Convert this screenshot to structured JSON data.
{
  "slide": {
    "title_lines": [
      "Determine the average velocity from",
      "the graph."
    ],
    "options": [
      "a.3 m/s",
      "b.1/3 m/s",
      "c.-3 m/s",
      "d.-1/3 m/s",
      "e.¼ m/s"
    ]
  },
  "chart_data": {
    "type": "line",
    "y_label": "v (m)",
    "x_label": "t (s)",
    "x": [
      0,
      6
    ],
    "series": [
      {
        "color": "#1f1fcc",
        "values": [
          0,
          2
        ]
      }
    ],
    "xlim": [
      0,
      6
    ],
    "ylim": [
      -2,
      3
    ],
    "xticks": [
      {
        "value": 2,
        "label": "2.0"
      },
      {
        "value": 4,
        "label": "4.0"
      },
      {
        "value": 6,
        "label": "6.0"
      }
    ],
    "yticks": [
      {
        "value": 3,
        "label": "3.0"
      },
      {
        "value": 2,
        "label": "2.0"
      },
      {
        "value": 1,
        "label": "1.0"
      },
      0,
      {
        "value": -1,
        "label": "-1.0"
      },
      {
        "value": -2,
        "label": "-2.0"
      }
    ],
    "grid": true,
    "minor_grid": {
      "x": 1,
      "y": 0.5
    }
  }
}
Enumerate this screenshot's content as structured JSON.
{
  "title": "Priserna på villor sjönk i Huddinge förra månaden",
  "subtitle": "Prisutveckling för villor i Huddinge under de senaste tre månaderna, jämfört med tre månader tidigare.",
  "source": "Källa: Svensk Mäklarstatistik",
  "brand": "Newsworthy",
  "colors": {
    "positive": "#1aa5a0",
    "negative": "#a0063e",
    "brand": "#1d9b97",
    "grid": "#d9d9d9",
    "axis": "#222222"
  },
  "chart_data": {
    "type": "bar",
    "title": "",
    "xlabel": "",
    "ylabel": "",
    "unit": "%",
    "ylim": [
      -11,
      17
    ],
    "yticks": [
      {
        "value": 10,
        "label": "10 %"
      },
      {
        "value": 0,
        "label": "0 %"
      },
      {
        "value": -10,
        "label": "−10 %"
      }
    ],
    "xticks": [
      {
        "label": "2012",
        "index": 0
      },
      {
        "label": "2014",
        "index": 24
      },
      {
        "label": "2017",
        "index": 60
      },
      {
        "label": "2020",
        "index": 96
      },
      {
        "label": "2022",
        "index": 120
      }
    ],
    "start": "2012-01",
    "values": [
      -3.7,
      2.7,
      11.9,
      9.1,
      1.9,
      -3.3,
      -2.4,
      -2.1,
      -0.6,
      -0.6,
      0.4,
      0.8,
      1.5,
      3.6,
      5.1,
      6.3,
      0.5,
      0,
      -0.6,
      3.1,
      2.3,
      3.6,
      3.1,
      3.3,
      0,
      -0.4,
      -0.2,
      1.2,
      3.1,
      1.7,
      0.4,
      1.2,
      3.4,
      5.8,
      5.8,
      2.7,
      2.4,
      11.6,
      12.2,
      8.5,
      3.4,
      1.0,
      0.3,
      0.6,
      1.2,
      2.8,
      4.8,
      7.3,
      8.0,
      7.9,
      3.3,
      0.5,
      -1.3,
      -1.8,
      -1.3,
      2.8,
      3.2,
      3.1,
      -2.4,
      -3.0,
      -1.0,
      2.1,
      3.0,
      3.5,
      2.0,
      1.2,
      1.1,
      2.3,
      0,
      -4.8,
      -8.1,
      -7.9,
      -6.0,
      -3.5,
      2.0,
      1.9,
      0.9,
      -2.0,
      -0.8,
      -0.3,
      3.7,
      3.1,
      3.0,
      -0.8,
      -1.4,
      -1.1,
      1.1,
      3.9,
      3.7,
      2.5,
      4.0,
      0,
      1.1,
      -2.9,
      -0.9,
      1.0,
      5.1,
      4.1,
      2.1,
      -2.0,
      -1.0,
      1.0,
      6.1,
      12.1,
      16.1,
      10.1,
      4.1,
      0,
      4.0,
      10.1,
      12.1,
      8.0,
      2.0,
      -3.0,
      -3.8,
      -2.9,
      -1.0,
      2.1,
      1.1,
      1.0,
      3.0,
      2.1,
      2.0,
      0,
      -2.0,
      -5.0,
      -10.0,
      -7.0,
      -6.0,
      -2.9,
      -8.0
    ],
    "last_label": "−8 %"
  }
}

Written request:
Output all of the material exactly as written.

The result:
Convert this screenshot to structured JSON data.
{
  "slide": {
    "title_lines": [
      "Determine the average velocity from",
      "the graph."
    ],
    "options": [
      "a.3 m/s",
      "b.1/3 m/s",
      "c.-3 m/s",
      "d.-1/3 m/s",
      "e.¼ m/s"
    ]
  },
  "chart_data": {
    "type": "line",
    "y_label": "v (m)",
    "x_label": "t (s)",
    "x": [
      0,
      6
    ],
    "series": [
      {
        "color": "#1f1fcc",
        "values": [
          0,
          2
        ]
      }
    ],
    "xlim": [
      0,
      6
    ],
    "ylim": [
      -2,
      3
    ],
    "xticks": [
      {
        "value": 2,
        "label": "2.0"
      },
      {
        "value": 4,
        "label": "4.0"
      },
      {
        "value": 6,
        "label": "6.0"
      }
    ],
    "yticks": [
      {
        "value": 3,
        "label": "3.0"
      },
      {
        "value": 2,
        "label": "2.0"
      },
      {
        "value": 1,
        "label": "1.0"
      },
      0,
      {
        "value": -1,
        "label": "-1.0"
      },
      {
        "value": -2,
        "label": "-2.0"
      }
    ],
    "grid": true,
    "minor_grid": {
      "x": 1,
      "y": 0.5
    }
  }
}
Enumerate this screenshot's content as structured JSON.
{
  "title": "Priserna på villor sjönk i Huddinge förra månaden",
  "subtitle": "Prisutveckling för villor i Huddinge under de senaste tre månaderna, jämfört med tre månader tidigare.",
  "source": "Källa: Svensk Mäklarstatistik",
  "brand": "Newsworthy",
  "colors": {
    "positive": "#1aa5a0",
    "negative": "#a0063e",
    "brand": "#1d9b97",
    "grid": "#d9d9d9",
    "axis": "#222222"
  },
  "chart_data": {
    "type": "bar",
    "title": "",
    "xlabel": "",
    "ylabel": "",
    "unit": "%",
    "ylim": [
      -11,
      17
    ],
    "yticks": [
      {
        "value": 10,
        "label": "10 %"
      },
      {
        "value": 0,
        "label": "0 %"
      },
      {
        "value": -10,
        "label": "−10 %"
      }
    ],
    "xticks": [
      {
        "label": "2012",
        "index": 0
      },
      {
        "label": "2014",
        "index": 24
      },
      {
        "label": "2017",
        "index": 60
      },
      {
        "label": "2020",
        "index": 96
      },
      {
        "label": "2022",
        "index": 120
      }
    ],
    "start": "2012-01",
    "values": [
      -3.7,
      2.7,
      11.9,
      9.1,
      1.9,
      -3.3,
      -2.4,
      -2.1,
      -0.6,
      -0.6,
      0.4,
      0.8,
      1.5,
      3.6,
      5.1,
      6.3,
      0.5,
      0,
      -0.6,
      3.1,
      2.3,
      3.6,
      3.1,
      3.3,
      0,
      -0.4,
      -0.2,
      1.2,
      3.1,
      1.7,
      0.4,
      1.2,
      3.4,
      5.8,
      5.8,
      2.7,
      2.4,
      11.6,
      12.2,
      8.5,
      3.4,
      1.0,
      0.3,
      0.6,
      1.2,
      2.8,
      4.8,
      7.3,
      8.0,
      7.9,
      3.3,
      0.5,
      -1.3,
      -1.8,
      -1.3,
      2.8,
      3.2,
      3.1,
      -2.4,
      -3.0,
      -1.0,
      2.1,
      3.0,
      3.5,
      2.0,
      1.2,
      1.1,
      2.3,
      0,
      -4.8,
      -8.1,
      -7.9,
      -6.0,
      -3.5,
      2.0,
      1.9,
      0.9,
      -2.0,
      -0.8,
      -0.3,
      3.7,
      3.1,
      3.0,
      -0.8,
      -1.4,
      -1.1,
      1.1,
      3.9,
      3.7,
      2.5,
      4.0,
      0,
      1.1,
      -2.9,
      -0.9,
      1.0,
      5.1,
      4.1,
      2.1,
      -2.0,
      -1.0,
      1.0,
      6.1,
      12.1,
      16.1,
      10.1,
      4.1,
      0,
      4.0,
      10.1,
      12.1,
      8.0,
      2.0,
      -3.0,
      -3.8,
      -2.9,
      -1.0,
      2.1,
      1.1,
      1.0,
      3.0,
      2.1,
      2.0,
      0,
      -2.0,
      -5.0,
      -10.0,
      -7.0,
      -6.0,
      -2.9,
      -8.0
    ],
    "last_label": "−8 %"
  }
}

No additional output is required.